## Task directions
Go through the data below. List every line that holds the word "Balken".

━━━ Exercise material ━━━

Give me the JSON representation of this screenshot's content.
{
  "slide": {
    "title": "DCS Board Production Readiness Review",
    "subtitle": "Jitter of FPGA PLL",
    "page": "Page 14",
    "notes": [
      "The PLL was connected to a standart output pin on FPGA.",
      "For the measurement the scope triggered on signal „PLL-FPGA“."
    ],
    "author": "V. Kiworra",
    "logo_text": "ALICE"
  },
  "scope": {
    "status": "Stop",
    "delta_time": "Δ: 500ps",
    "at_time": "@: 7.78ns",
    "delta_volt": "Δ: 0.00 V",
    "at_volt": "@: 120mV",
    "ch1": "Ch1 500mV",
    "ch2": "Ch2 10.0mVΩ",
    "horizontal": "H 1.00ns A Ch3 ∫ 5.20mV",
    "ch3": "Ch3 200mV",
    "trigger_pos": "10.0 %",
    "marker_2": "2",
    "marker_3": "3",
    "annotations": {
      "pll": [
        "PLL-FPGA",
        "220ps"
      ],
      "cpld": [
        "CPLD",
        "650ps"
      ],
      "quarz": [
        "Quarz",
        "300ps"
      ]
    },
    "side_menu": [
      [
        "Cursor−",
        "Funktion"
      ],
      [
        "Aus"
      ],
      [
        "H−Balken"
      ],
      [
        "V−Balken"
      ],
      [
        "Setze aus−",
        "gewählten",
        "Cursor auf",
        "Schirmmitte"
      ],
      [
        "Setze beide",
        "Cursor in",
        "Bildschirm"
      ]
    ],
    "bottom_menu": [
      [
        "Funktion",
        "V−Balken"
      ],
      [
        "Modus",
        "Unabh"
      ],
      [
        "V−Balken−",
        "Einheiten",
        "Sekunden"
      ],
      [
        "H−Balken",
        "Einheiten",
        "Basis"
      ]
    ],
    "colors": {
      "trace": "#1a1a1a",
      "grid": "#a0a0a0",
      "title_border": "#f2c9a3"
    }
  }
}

━━━

## Reply to the exercise
        "H−Balken"
        "V−Balken"
        "V−Balken"
        "V−Balken−",
        "H−Balken",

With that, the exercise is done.